-------- Stored data --------

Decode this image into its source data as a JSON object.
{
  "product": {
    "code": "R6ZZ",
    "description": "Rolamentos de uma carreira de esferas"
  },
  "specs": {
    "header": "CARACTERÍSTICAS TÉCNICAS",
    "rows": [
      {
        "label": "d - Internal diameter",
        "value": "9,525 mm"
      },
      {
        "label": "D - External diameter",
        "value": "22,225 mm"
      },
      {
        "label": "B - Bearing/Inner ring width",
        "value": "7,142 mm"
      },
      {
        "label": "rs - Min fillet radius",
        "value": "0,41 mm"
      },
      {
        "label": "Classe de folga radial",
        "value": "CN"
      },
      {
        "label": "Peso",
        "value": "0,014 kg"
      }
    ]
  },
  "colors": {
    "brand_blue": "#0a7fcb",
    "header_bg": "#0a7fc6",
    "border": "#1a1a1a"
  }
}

--------

— Task goal —
Determine how many lines of the data contain "value" and give nothing but that number.

— Exercise answer —
6